--- Description of the task ---
Report only how many lines of the entries below contain the string "sjíti".

--- Provided records ---
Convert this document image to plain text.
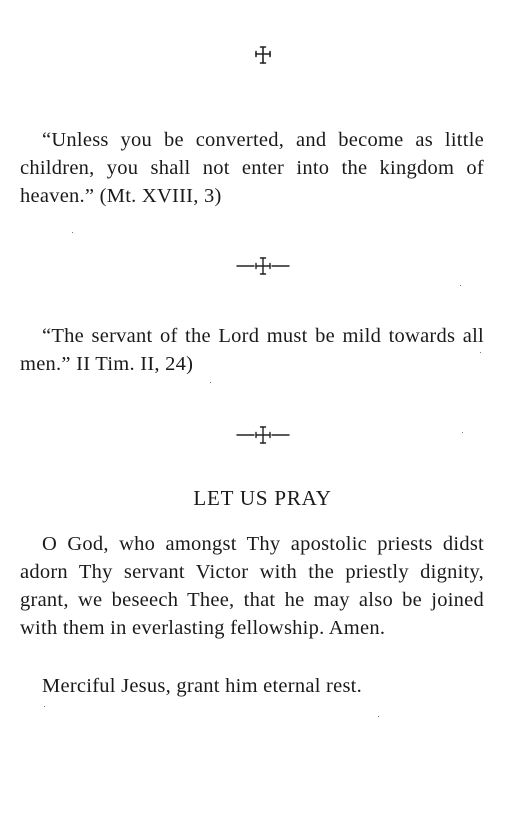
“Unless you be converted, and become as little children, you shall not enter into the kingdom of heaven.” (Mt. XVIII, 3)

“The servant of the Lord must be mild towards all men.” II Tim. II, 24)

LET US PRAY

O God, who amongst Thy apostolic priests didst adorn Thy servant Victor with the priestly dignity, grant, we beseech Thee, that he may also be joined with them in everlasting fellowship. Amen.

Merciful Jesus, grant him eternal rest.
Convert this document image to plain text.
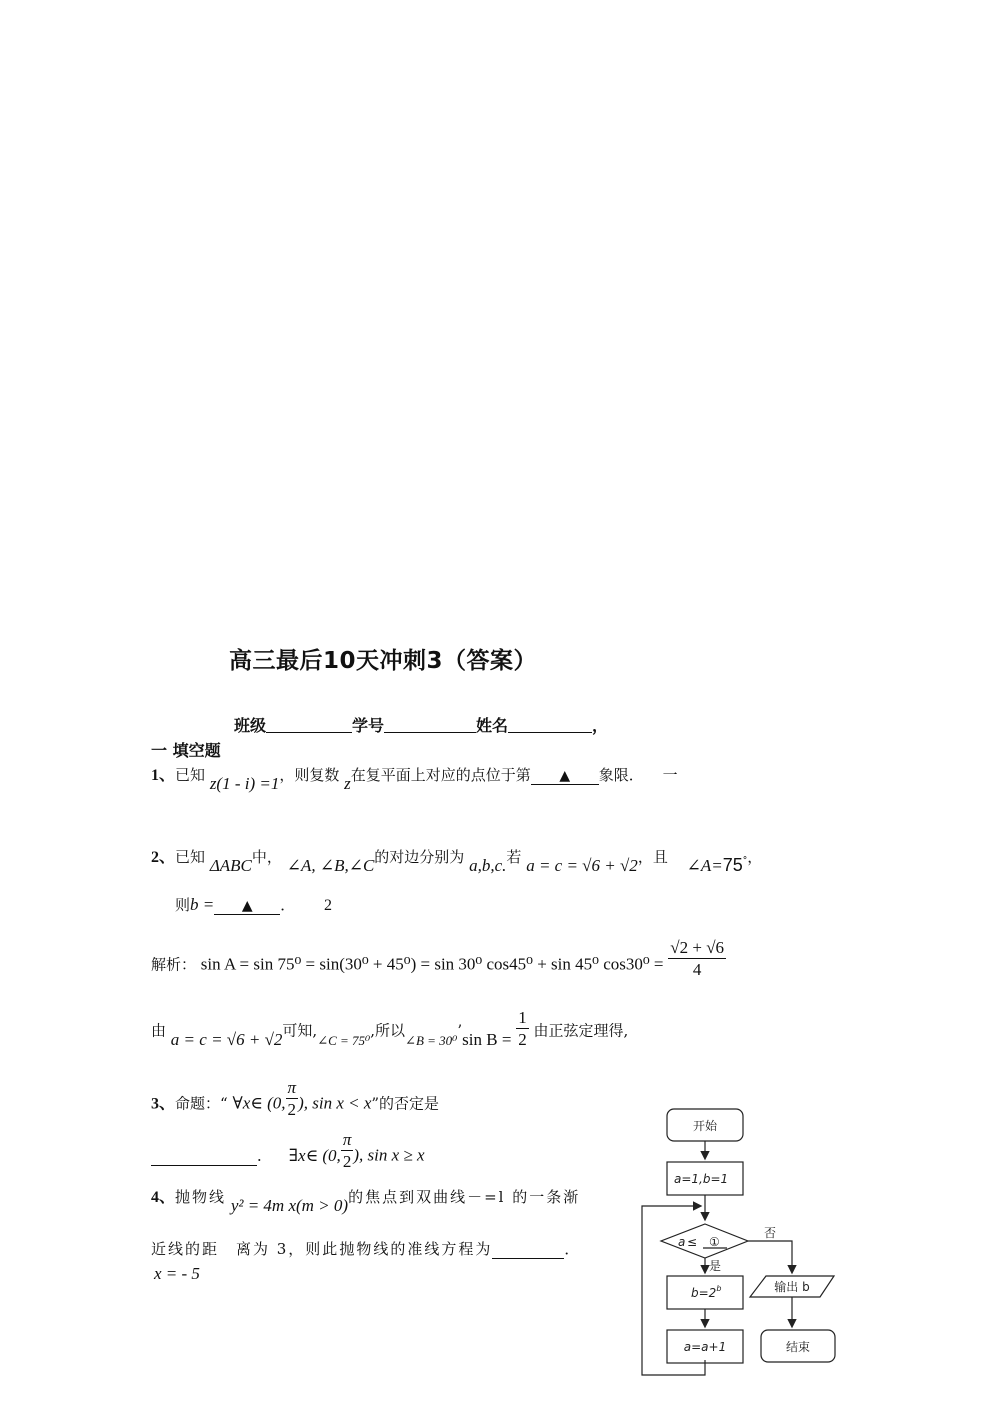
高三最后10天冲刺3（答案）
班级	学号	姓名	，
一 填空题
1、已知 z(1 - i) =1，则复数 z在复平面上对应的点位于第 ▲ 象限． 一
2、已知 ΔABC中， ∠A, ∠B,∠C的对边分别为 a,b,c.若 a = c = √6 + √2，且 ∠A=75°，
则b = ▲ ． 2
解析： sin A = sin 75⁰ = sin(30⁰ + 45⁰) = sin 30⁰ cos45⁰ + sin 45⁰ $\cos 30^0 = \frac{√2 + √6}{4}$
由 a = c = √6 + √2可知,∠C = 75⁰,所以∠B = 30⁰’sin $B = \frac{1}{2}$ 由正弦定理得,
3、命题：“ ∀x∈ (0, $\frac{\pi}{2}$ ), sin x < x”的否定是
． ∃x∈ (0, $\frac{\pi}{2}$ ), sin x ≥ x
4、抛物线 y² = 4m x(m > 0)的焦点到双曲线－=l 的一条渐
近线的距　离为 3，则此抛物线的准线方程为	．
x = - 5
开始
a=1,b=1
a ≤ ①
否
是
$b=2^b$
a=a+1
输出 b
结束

---

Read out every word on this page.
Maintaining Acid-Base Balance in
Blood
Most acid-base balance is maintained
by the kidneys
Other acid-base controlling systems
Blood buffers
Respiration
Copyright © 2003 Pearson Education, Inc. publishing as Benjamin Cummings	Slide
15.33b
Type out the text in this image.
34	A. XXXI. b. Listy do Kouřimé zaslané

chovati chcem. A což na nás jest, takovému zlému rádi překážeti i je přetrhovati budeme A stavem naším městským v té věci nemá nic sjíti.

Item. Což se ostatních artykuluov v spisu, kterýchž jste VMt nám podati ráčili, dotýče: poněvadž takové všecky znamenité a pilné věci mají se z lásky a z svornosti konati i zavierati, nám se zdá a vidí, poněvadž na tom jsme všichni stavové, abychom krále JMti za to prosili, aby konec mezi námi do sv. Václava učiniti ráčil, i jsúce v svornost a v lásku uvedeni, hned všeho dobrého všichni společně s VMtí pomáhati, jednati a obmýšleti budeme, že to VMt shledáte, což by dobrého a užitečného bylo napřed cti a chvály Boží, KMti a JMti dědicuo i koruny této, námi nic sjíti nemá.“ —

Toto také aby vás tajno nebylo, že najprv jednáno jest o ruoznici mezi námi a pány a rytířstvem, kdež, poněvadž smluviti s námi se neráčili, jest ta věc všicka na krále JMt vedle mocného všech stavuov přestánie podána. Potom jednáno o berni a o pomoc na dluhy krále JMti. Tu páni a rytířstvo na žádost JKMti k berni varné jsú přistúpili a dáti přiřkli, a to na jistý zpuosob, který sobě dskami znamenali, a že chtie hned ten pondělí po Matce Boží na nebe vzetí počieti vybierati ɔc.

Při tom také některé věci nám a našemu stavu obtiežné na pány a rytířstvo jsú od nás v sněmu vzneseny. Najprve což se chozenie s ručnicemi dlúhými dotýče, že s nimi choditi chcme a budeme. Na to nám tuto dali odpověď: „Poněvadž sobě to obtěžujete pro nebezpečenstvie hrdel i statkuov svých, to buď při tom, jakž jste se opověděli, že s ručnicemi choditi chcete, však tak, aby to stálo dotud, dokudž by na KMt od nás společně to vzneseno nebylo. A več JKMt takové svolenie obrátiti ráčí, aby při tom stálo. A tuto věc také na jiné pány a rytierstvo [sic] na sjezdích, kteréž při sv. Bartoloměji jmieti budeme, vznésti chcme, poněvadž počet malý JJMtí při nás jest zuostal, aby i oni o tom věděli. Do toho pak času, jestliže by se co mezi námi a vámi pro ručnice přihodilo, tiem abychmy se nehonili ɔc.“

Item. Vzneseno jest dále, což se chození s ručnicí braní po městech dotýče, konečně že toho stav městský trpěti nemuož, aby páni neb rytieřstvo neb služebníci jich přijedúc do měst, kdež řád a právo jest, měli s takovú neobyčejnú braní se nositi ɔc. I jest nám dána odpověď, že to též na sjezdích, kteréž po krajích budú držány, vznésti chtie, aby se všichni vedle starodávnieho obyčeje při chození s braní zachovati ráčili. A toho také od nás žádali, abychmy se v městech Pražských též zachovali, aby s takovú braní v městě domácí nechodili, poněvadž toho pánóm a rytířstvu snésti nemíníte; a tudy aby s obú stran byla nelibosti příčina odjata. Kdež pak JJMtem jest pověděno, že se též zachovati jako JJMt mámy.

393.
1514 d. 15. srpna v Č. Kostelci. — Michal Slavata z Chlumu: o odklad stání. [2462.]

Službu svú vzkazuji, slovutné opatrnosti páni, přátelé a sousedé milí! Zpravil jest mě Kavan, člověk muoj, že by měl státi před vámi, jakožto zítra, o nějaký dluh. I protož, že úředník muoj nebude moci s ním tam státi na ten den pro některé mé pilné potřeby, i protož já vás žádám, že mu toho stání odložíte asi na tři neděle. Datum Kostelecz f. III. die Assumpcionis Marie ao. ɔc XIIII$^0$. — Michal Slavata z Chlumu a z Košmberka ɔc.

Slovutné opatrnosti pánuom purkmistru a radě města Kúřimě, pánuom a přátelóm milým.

...

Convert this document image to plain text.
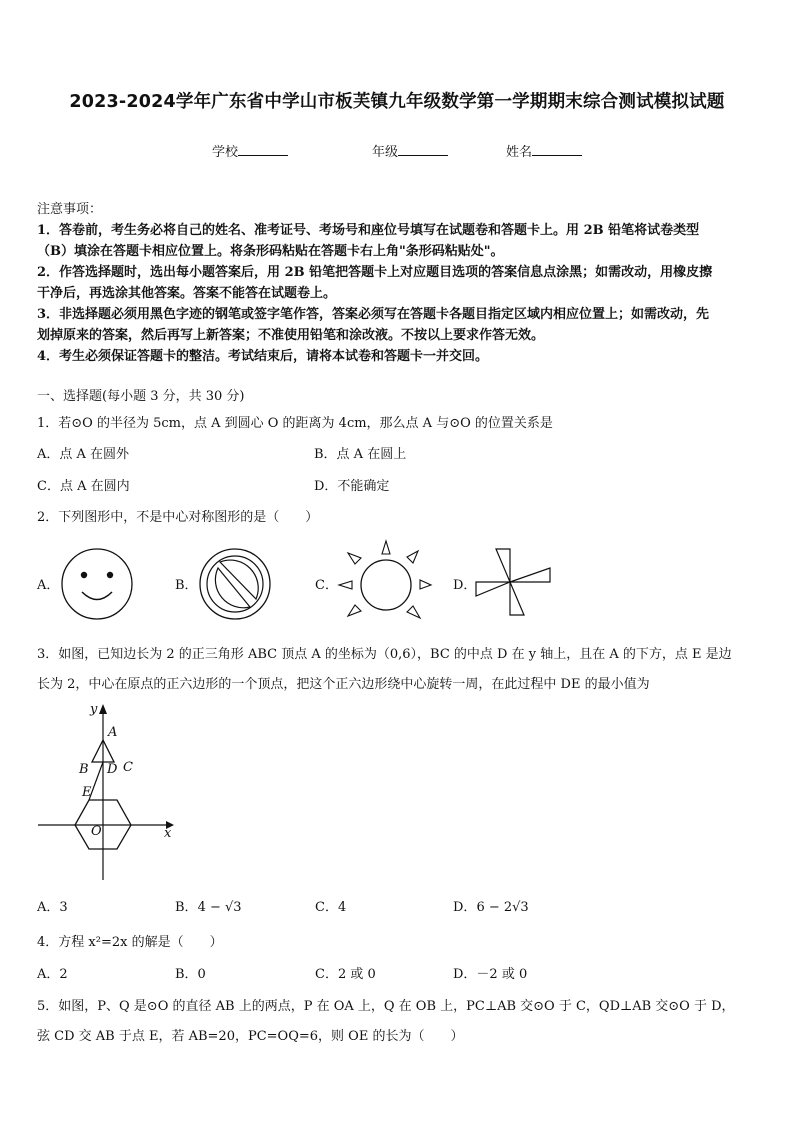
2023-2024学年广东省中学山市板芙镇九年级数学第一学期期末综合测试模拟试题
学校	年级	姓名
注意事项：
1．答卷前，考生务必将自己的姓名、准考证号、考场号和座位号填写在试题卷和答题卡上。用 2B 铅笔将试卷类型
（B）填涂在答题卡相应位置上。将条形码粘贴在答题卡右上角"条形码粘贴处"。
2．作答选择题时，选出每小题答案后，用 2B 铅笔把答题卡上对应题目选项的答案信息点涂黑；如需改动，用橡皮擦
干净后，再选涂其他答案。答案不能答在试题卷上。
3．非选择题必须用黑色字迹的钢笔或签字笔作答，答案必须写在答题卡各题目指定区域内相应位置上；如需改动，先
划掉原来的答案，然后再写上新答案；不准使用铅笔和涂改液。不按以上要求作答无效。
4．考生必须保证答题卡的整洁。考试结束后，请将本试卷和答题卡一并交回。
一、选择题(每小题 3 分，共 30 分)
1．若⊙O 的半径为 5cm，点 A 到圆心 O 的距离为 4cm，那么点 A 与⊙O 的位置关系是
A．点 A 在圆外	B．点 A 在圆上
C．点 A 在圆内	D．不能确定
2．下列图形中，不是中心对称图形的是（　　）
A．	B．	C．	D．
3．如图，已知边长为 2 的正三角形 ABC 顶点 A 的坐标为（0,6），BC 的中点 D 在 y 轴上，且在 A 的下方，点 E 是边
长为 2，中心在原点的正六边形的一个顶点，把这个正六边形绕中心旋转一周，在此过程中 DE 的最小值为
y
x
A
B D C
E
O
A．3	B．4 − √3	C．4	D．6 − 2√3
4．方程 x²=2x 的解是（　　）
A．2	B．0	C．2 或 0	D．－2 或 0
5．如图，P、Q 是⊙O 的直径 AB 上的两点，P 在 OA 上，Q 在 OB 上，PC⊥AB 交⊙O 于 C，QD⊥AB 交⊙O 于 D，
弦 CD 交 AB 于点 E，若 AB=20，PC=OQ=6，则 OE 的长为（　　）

--- Exercise output ---
2